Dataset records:
-- start --

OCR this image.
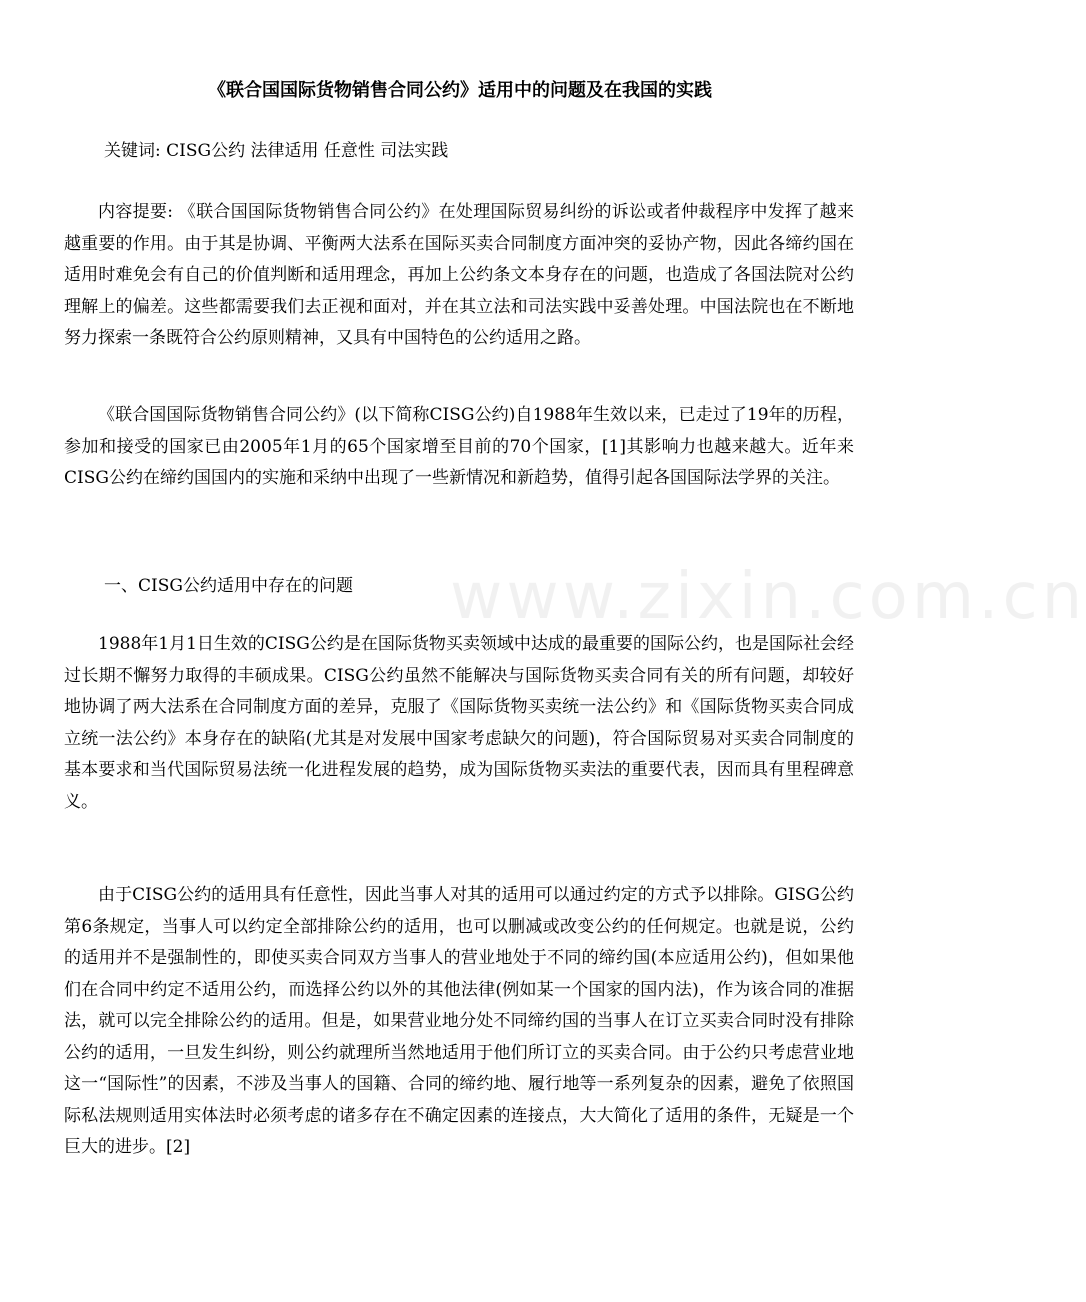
www.zixin.com.cn
《联合国国际货物销售合同公约》适用中的问题及在我国的实践
关键词: CISG公约 法律适用 任意性 司法实践

内容提要: 《联合国国际货物销售合同公约》在处理国际贸易纠纷的诉讼或者仲裁程序中发挥了越来越重要的作用。由于其是协调、平衡两大法系在国际买卖合同制度方面冲突的妥协产物，因此各缔约国在适用时难免会有自己的价值判断和适用理念，再加上公约条文本身存在的问题，也造成了各国法院对公约理解上的偏差。这些都需要我们去正视和面对，并在其立法和司法实践中妥善处理。中国法院也在不断地努力探索一条既符合公约原则精神，又具有中国特色的公约适用之路。

《联合国国际货物销售合同公约》(以下简称CISG公约)自1988年生效以来，已走过了19年的历程，参加和接受的国家已由2005年1月的65个国家增至目前的70个国家，[1]其影响力也越来越大。近年来CISG公约在缔约国国内的实施和采纳中出现了一些新情况和新趋势，值得引起各国国际法学界的关注。

一、CISG公约适用中存在的问题

1988年1月1日生效的CISG公约是在国际货物买卖领域中达成的最重要的国际公约，也是国际社会经过长期不懈努力取得的丰硕成果。CISG公约虽然不能解决与国际货物买卖合同有关的所有问题，却较好地协调了两大法系在合同制度方面的差异，克服了《国际货物买卖统一法公约》和《国际货物买卖合同成立统一法公约》本身存在的缺陷(尤其是对发展中国家考虑缺欠的问题)，符合国际贸易对买卖合同制度的基本要求和当代国际贸易法统一化进程发展的趋势，成为国际货物买卖法的重要代表，因而具有里程碑意义。

由于CISG公约的适用具有任意性，因此当事人对其的适用可以通过约定的方式予以排除。GISG公约第6条规定，当事人可以约定全部排除公约的适用，也可以删减或改变公约的任何规定。也就是说，公约的适用并不是强制性的，即使买卖合同双方当事人的营业地处于不同的缔约国(本应适用公约)，但如果他们在合同中约定不适用公约，而选择公约以外的其他法律(例如某一个国家的国内法)，作为该合同的准据法，就可以完全排除公约的适用。但是，如果营业地分处不同缔约国的当事人在订立买卖合同时没有排除公约的适用，一旦发生纠纷，则公约就理所当然地适用于他们所订立的买卖合同。由于公约只考虑营业地这一“国际性”的因素，不涉及当事人的国籍、合同的缔约地、履行地等一系列复杂的因素，避免了依照国际私法规则适用实体法时必须考虑的诸多存在不确定因素的连接点，大大简化了适用的条件，无疑是一个巨大的进步。[2]
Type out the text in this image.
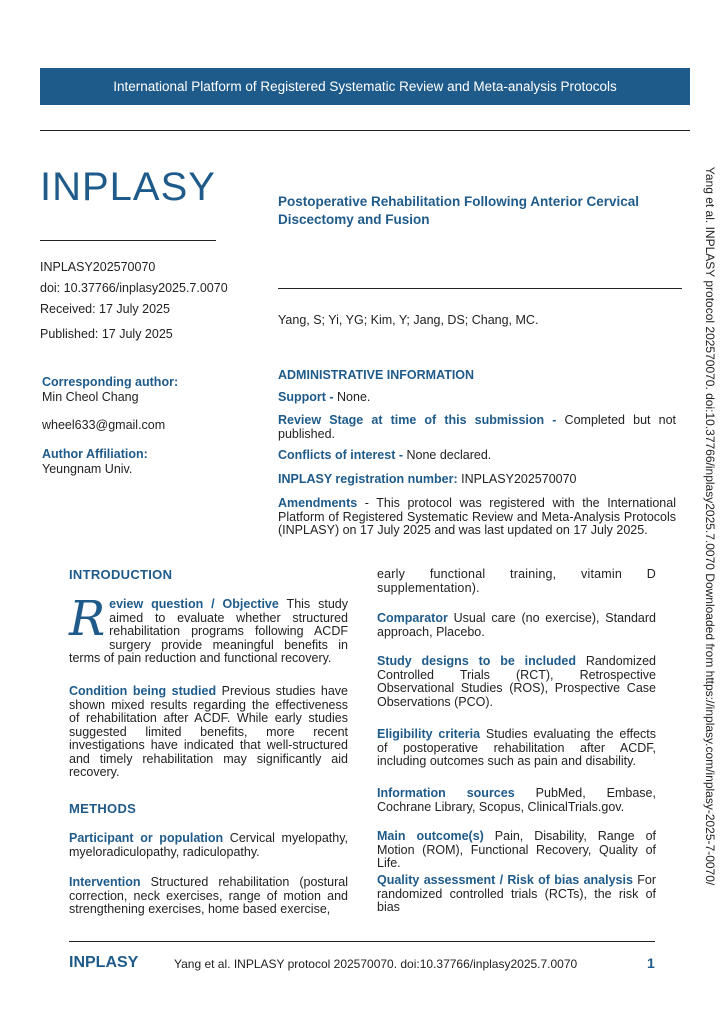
International Platform of Registered Systematic Review and Meta-analysis Protocols
INPLASY
INPLASY202570070
doi: 10.37766/inplasy2025.7.0070
Received: 17 July 2025
Published: 17 July 2025
Postoperative Rehabilitation Following Anterior Cervical Discectomy and Fusion
Yang, S; Yi, YG; Kim, Y; Jang, DS; Chang, MC.
Corresponding author:
Min Cheol Chang
wheel633@gmail.com
Author Affiliation:
Yeungnam Univ.
ADMINISTRATIVE INFORMATION
Support - None.
Review Stage at time of this submission - Completed but not published.
Conflicts of interest - None declared.
INPLASY registration number: INPLASY202570070
Amendments - This protocol was registered with the International Platform of Registered Systematic Review and Meta-Analysis Protocols (INPLASY) on 17 July 2025 and was last updated on 17 July 2025.
INTRODUCTION
Review question / Objective This study aimed to evaluate whether structured rehabilitation programs following ACDF surgery provide meaningful benefits in terms of pain reduction and functional recovery.
Condition being studied Previous studies have shown mixed results regarding the effectiveness of rehabilitation after ACDF. While early studies suggested limited benefits, more recent investigations have indicated that well-structured and timely rehabilitation may significantly aid recovery.
METHODS
Participant or population Cervical myelopathy, myeloradiculopathy, radiculopathy.
Intervention Structured rehabilitation (postural correction, neck exercises, range of motion and strengthening exercises, home based exercise,
early functional training, vitamin D supplementation).
Comparator Usual care (no exercise), Standard approach, Placebo.
Study designs to be included Randomized Controlled Trials (RCT), Retrospective Observational Studies (ROS), Prospective Case Observations (PCO).
Eligibility criteria Studies evaluating the effects of postoperative rehabilitation after ACDF, including outcomes such as pain and disability.
Information sources PubMed, Embase, Cochrane Library, Scopus, ClinicalTrials.gov.
Main outcome(s) Pain, Disability, Range of Motion (ROM), Functional Recovery, Quality of Life.
Quality assessment / Risk of bias analysis For randomized controlled trials (RCTs), the risk of bias
Yang et al. INPLASY protocol 202570070. doi:10.37766/inplasy2025.7.0070 Downloaded from https://inplasy.com/inplasy-2025-7-0070/
INPLASY	Yang et al. INPLASY protocol 202570070. doi:10.37766/inplasy2025.7.0070	1
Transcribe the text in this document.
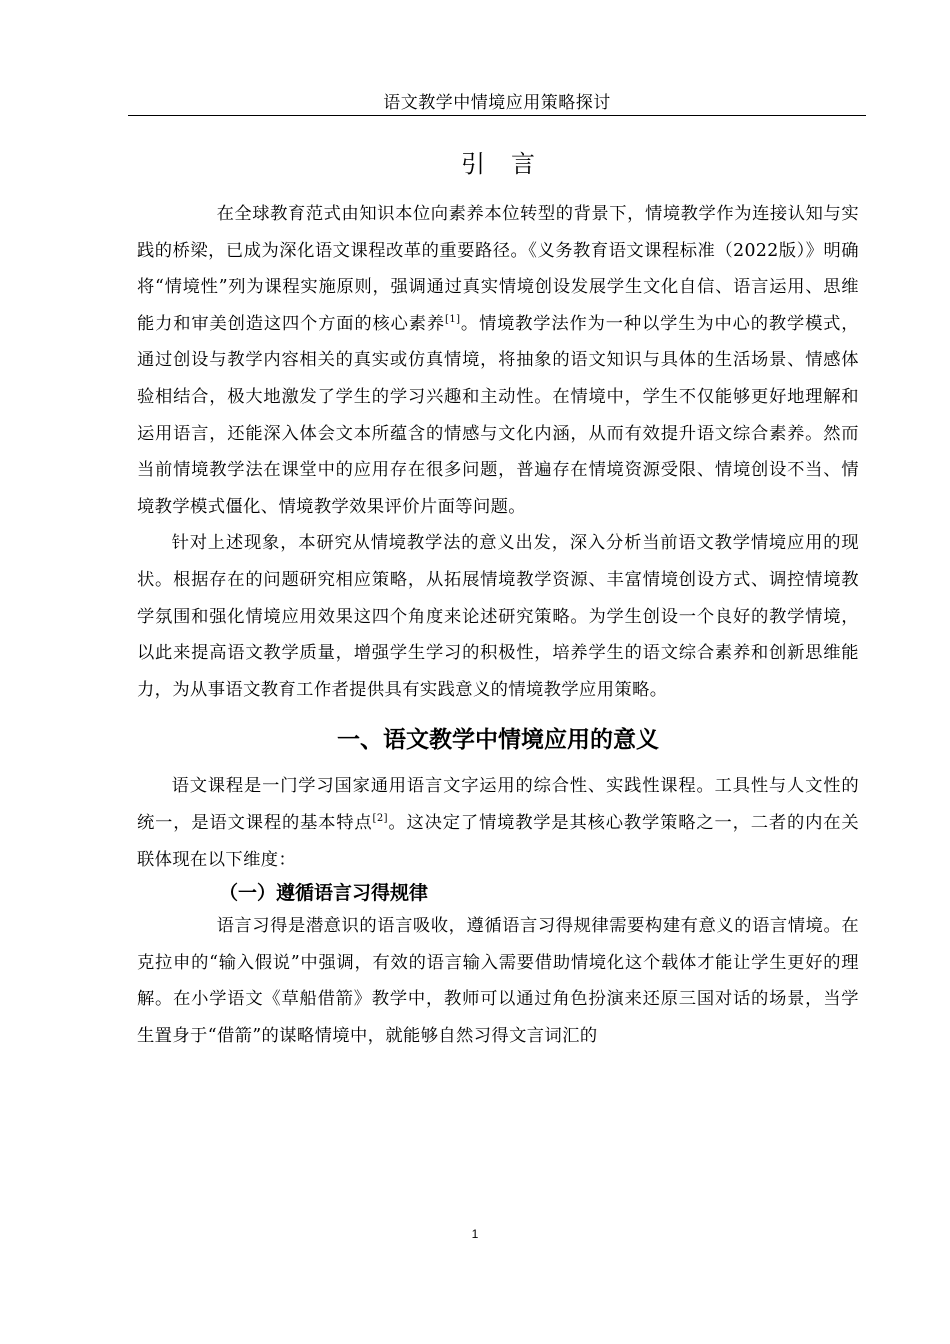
语文教学中情境应用策略探讨
引言

在全球教育范式由知识本位向素养本位转型的背景下，情境教学作为连接认知与实践的桥梁，已成为深化语文课程改革的重要路径。《义务教育语文课程标准（2022版）》明确将“情境性”列为课程实施原则，强调通过真实情境创设发展学生文化自信、语言运用、思维能力和审美创造这四个方面的核心素养[1]。情境教学法作为一种以学生为中心的教学模式，通过创设与教学内容相关的真实或仿真情境，将抽象的语文知识与具体的生活场景、情感体验相结合，极大地激发了学生的学习兴趣和主动性。在情境中，学生不仅能够更好地理解和运用语言，还能深入体会文本所蕴含的情感与文化内涵，从而有效提升语文综合素养。然而当前情境教学法在课堂中的应用存在很多问题，普遍存在情境资源受限、情境创设不当、情境教学模式僵化、情境教学效果评价片面等问题。

针对上述现象，本研究从情境教学法的意义出发，深入分析当前语文教学情境应用的现状。根据存在的问题研究相应策略，从拓展情境教学资源、丰富情境创设方式、调控情境教学氛围和强化情境应用效果这四个角度来论述研究策略。为学生创设一个良好的教学情境，以此来提高语文教学质量，增强学生学习的积极性，培养学生的语文综合素养和创新思维能力，为从事语文教育工作者提供具有实践意义的情境教学应用策略。

一、语文教学中情境应用的意义

语文课程是一门学习国家通用语言文字运用的综合性、实践性课程。工具性与人文性的统一，是语文课程的基本特点[2]。这决定了情境教学是其核心教学策略之一，二者的内在关联体现在以下维度：

（一）遵循语言习得规律

语言习得是潜意识的语言吸收，遵循语言习得规律需要构建有意义的语言情境。在克拉申的“输入假说”中强调，有效的语言输入需要借助情境化这个载体才能让学生更好的理解。在小学语文《草船借箭》教学中，教师可以通过角色扮演来还原三国对话的场景，当学生置身于“借箭”的谋略情境中，就能够自然习得文言词汇的

1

-- end --

> _What you are asked to do_:
Keep the pictures out of the copy and return the rest of the data above exactly.

> _Task result_:
OCR this image.
www.zixin.com.cn
《联合国国际货物销售合同公约》适用中的问题及在我国的实践
关键词: CISG公约 法律适用 任意性 司法实践

内容提要: 《联合国国际货物销售合同公约》在处理国际贸易纠纷的诉讼或者仲裁程序中发挥了越来越重要的作用。由于其是协调、平衡两大法系在国际买卖合同制度方面冲突的妥协产物，因此各缔约国在适用时难免会有自己的价值判断和适用理念，再加上公约条文本身存在的问题，也造成了各国法院对公约理解上的偏差。这些都需要我们去正视和面对，并在其立法和司法实践中妥善处理。中国法院也在不断地努力探索一条既符合公约原则精神，又具有中国特色的公约适用之路。

《联合国国际货物销售合同公约》(以下简称CISG公约)自1988年生效以来，已走过了19年的历程，参加和接受的国家已由2005年1月的65个国家增至目前的70个国家，[1]其影响力也越来越大。近年来CISG公约在缔约国国内的实施和采纳中出现了一些新情况和新趋势，值得引起各国国际法学界的关注。

一、CISG公约适用中存在的问题

1988年1月1日生效的CISG公约是在国际货物买卖领域中达成的最重要的国际公约，也是国际社会经过长期不懈努力取得的丰硕成果。CISG公约虽然不能解决与国际货物买卖合同有关的所有问题，却较好地协调了两大法系在合同制度方面的差异，克服了《国际货物买卖统一法公约》和《国际货物买卖合同成立统一法公约》本身存在的缺陷(尤其是对发展中国家考虑缺欠的问题)，符合国际贸易对买卖合同制度的基本要求和当代国际贸易法统一化进程发展的趋势，成为国际货物买卖法的重要代表，因而具有里程碑意义。

由于CISG公约的适用具有任意性，因此当事人对其的适用可以通过约定的方式予以排除。GISG公约第6条规定，当事人可以约定全部排除公约的适用，也可以删减或改变公约的任何规定。也就是说，公约的适用并不是强制性的，即使买卖合同双方当事人的营业地处于不同的缔约国(本应适用公约)，但如果他们在合同中约定不适用公约，而选择公约以外的其他法律(例如某一个国家的国内法)，作为该合同的准据法，就可以完全排除公约的适用。但是，如果营业地分处不同缔约国的当事人在订立买卖合同时没有排除公约的适用，一旦发生纠纷，则公约就理所当然地适用于他们所订立的买卖合同。由于公约只考虑营业地这一“国际性”的因素，不涉及当事人的国籍、合同的缔约地、履行地等一系列复杂的因素，避免了依照国际私法规则适用实体法时必须考虑的诸多存在不确定因素的连接点，大大简化了适用的条件，无疑是一个巨大的进步。[2]
Type out the text in this image.
International Platform of Registered Systematic Review and Meta-analysis Protocols
INPLASY
INPLASY202570070
doi: 10.37766/inplasy2025.7.0070
Received: 17 July 2025
Published: 17 July 2025
Postoperative Rehabilitation Following Anterior Cervical Discectomy and Fusion
Yang, S; Yi, YG; Kim, Y; Jang, DS; Chang, MC.
Corresponding author:
Min Cheol Chang
wheel633@gmail.com
Author Affiliation:
Yeungnam Univ.
ADMINISTRATIVE INFORMATION
Support - None.
Review Stage at time of this submission - Completed but not published.
Conflicts of interest - None declared.
INPLASY registration number: INPLASY202570070
Amendments - This protocol was registered with the International Platform of Registered Systematic Review and Meta-Analysis Protocols (INPLASY) on 17 July 2025 and was last updated on 17 July 2025.
INTRODUCTION
Review question / Objective This study aimed to evaluate whether structured rehabilitation programs following ACDF surgery provide meaningful benefits in terms of pain reduction and functional recovery.
Condition being studied Previous studies have shown mixed results regarding the effectiveness of rehabilitation after ACDF. While early studies suggested limited benefits, more recent investigations have indicated that well-structured and timely rehabilitation may significantly aid recovery.
METHODS
Participant or population Cervical myelopathy, myeloradiculopathy, radiculopathy.
Intervention Structured rehabilitation (postural correction, neck exercises, range of motion and strengthening exercises, home based exercise,
early functional training, vitamin D supplementation).
Comparator Usual care (no exercise), Standard approach, Placebo.
Study designs to be included Randomized Controlled Trials (RCT), Retrospective Observational Studies (ROS), Prospective Case Observations (PCO).
Eligibility criteria Studies evaluating the effects of postoperative rehabilitation after ACDF, including outcomes such as pain and disability.
Information sources PubMed, Embase, Cochrane Library, Scopus, ClinicalTrials.gov.
Main outcome(s) Pain, Disability, Range of Motion (ROM), Functional Recovery, Quality of Life.
Quality assessment / Risk of bias analysis For randomized controlled trials (RCTs), the risk of bias
Yang et al. INPLASY protocol 202570070. doi:10.37766/inplasy2025.7.0070 Downloaded from https://inplasy.com/inplasy-2025-7-0070/
INPLASY	Yang et al. INPLASY protocol 202570070. doi:10.37766/inplasy2025.7.0070	1
Transcribe the text in this document.
语文教学中情境应用策略探讨
引言

在全球教育范式由知识本位向素养本位转型的背景下，情境教学作为连接认知与实践的桥梁，已成为深化语文课程改革的重要路径。《义务教育语文课程标准（2022版）》明确将“情境性”列为课程实施原则，强调通过真实情境创设发展学生文化自信、语言运用、思维能力和审美创造这四个方面的核心素养[1]。情境教学法作为一种以学生为中心的教学模式，通过创设与教学内容相关的真实或仿真情境，将抽象的语文知识与具体的生活场景、情感体验相结合，极大地激发了学生的学习兴趣和主动性。在情境中，学生不仅能够更好地理解和运用语言，还能深入体会文本所蕴含的情感与文化内涵，从而有效提升语文综合素养。然而当前情境教学法在课堂中的应用存在很多问题，普遍存在情境资源受限、情境创设不当、情境教学模式僵化、情境教学效果评价片面等问题。

针对上述现象，本研究从情境教学法的意义出发，深入分析当前语文教学情境应用的现状。根据存在的问题研究相应策略，从拓展情境教学资源、丰富情境创设方式、调控情境教学氛围和强化情境应用效果这四个角度来论述研究策略。为学生创设一个良好的教学情境，以此来提高语文教学质量，增强学生学习的积极性，培养学生的语文综合素养和创新思维能力，为从事语文教育工作者提供具有实践意义的情境教学应用策略。

一、语文教学中情境应用的意义

语文课程是一门学习国家通用语言文字运用的综合性、实践性课程。工具性与人文性的统一，是语文课程的基本特点[2]。这决定了情境教学是其核心教学策略之一，二者的内在关联体现在以下维度：

（一）遵循语言习得规律

语言习得是潜意识的语言吸收，遵循语言习得规律需要构建有意义的语言情境。在克拉申的“输入假说”中强调，有效的语言输入需要借助情境化这个载体才能让学生更好的理解。在小学语文《草船借箭》教学中，教师可以通过角色扮演来还原三国对话的场景，当学生置身于“借箭”的谋略情境中，就能够自然习得文言词汇的

1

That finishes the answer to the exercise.